_Exercise requirements_
Copy all lines of the listing that include the string "this".

_Supplied material_

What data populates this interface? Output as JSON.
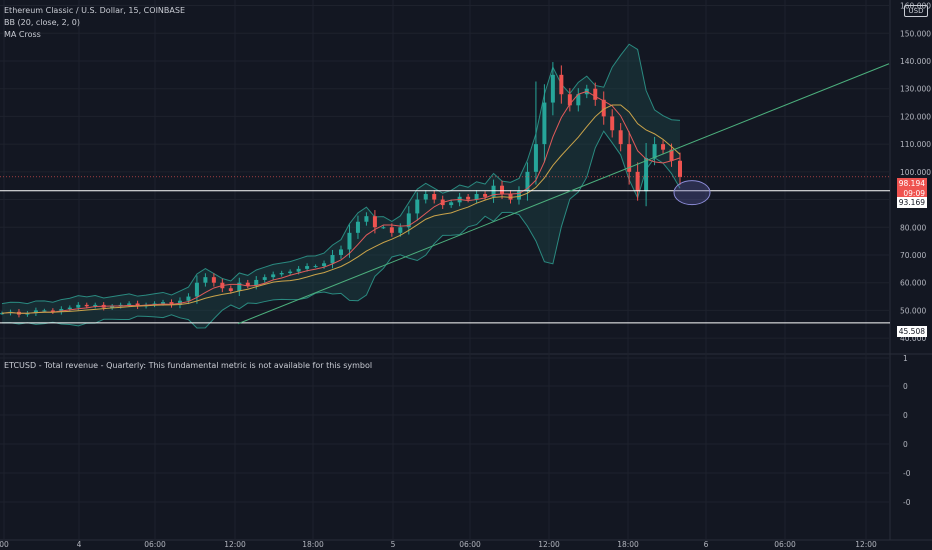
{
  "header": {
    "title": "Ethereum Classic / U.S. Dollar, 15, COINBASE",
    "indicator_bb": "BB (20, close, 2, 0)",
    "indicator_ma": "MA Cross",
    "currency": "USD"
  },
  "price_tags": {
    "last_price": "98.194",
    "countdown": "09:09",
    "level_high": "93.169",
    "level_low": "45.508"
  },
  "lower_pane": {
    "text": "ETCUSD - Total revenue - Quarterly: This fundamental metric is not available for this symbol",
    "ticks": [
      "1",
      "0",
      "0",
      "0",
      "-0",
      "-0"
    ]
  },
  "colors": {
    "background": "#131722",
    "up": "#26a69a",
    "down": "#ef5350",
    "bb_fill": "#1f5050",
    "trendline": "#4caf7d",
    "ellipse": "#5a5aa0"
  },
  "chart_data": {
    "type": "candlestick",
    "title": "Ethereum Classic / U.S. Dollar, 15, COINBASE",
    "y_ticks": [
      40,
      50,
      60,
      70,
      80,
      90,
      100,
      110,
      120,
      130,
      140,
      150,
      160
    ],
    "y_tick_labels": [
      "40.000",
      "50.000",
      "60.000",
      "70.000",
      "80.000",
      "",
      "100.000",
      "110.000",
      "120.000",
      "130.000",
      "140.000",
      "150.000",
      "160.000"
    ],
    "ylim": [
      35,
      162
    ],
    "x_ticks": [
      "00",
      "4",
      "06:00",
      "12:00",
      "18:00",
      "5",
      "06:00",
      "12:00",
      "18:00",
      "6",
      "06:00",
      "12:00"
    ],
    "horizontal_levels": [
      93.169,
      45.508
    ],
    "last_price": 98.194,
    "series": [
      {
        "name": "ETCUSD",
        "close_path": [
          49,
          49.5,
          48.5,
          49,
          50,
          50,
          49.5,
          50.5,
          51,
          52,
          51.5,
          52,
          51,
          51.5,
          52,
          52.5,
          51.5,
          52,
          52.5,
          53,
          52,
          53.5,
          55,
          60,
          62,
          60,
          58,
          57,
          60,
          59,
          61,
          62,
          63,
          63.5,
          64,
          65,
          66,
          66,
          67,
          70,
          72,
          78,
          82,
          84,
          80,
          80,
          78,
          80,
          85,
          90,
          92,
          90,
          88,
          89,
          91,
          90,
          92,
          91,
          95,
          92,
          90,
          93,
          100,
          110,
          125,
          135,
          128,
          124,
          128,
          130,
          126,
          120,
          115,
          110,
          100,
          93,
          105,
          110,
          108,
          104,
          98.194
        ]
      }
    ]
  }
}
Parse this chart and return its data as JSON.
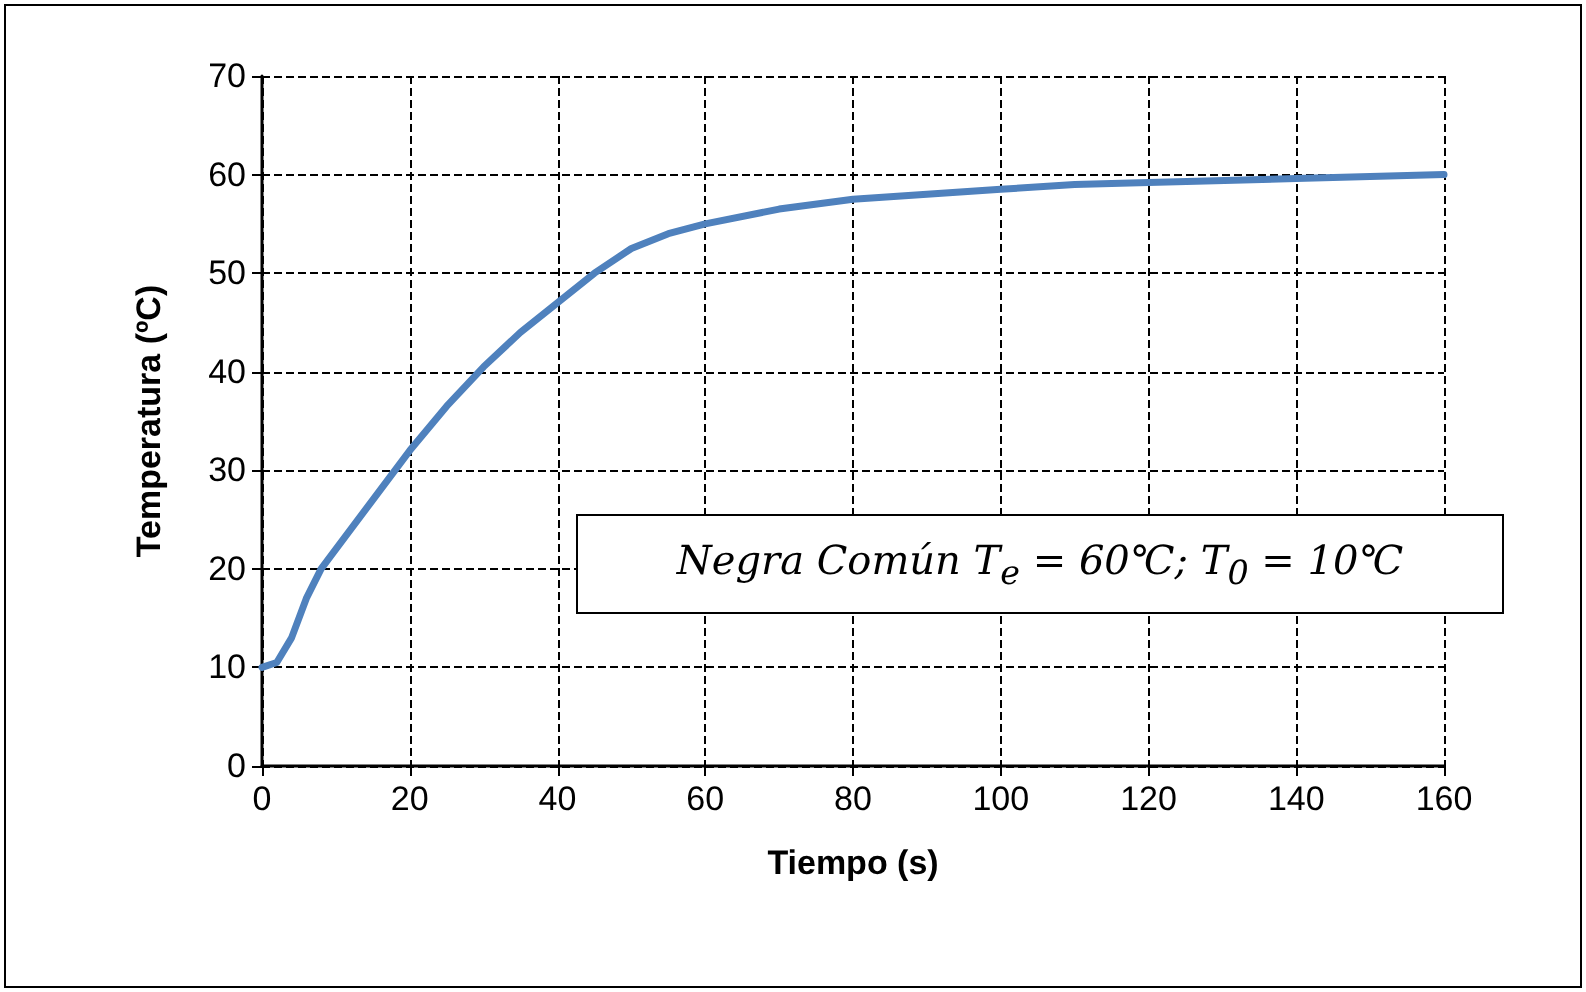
{
  "chart_data": {
    "type": "line",
    "xlabel": "Tiempo (s)",
    "ylabel": "Temperatura (ºC)",
    "annotations": [
      "Negra Común T$_{e}$ = 60℃; T$_{0}$ = 10℃"
    ],
    "series": [
      {
        "color": "#4f81bd",
        "x": [
          0,
          2,
          4,
          6,
          8,
          10,
          15,
          20,
          25,
          30,
          35,
          40,
          45,
          50,
          55,
          60,
          70,
          80,
          90,
          100,
          110,
          120,
          140,
          160
        ],
        "values": [
          10,
          10.5,
          13,
          17,
          20,
          22,
          27,
          32,
          36.5,
          40.5,
          44,
          47,
          50,
          52.5,
          54,
          55,
          56.5,
          57.5,
          58,
          58.5,
          59,
          59.2,
          59.6,
          60
        ]
      }
    ],
    "xlim": [
      0,
      160
    ],
    "xticks": [
      0,
      20,
      40,
      60,
      80,
      100,
      120,
      140,
      160
    ],
    "ylim": [
      0,
      70
    ],
    "yticks": [
      0,
      10,
      20,
      30,
      40,
      50,
      60,
      70
    ],
    "grid": true,
    "marker": "none",
    "line_style": "solid"
  }
}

_Expected answer_
What data populates this interface? Output as JSON.
    "text": "ETCUSD - Total revenue - Quarterly: This fundamental metric is not available for this symbol",
Parse this chart and return its data as JSON.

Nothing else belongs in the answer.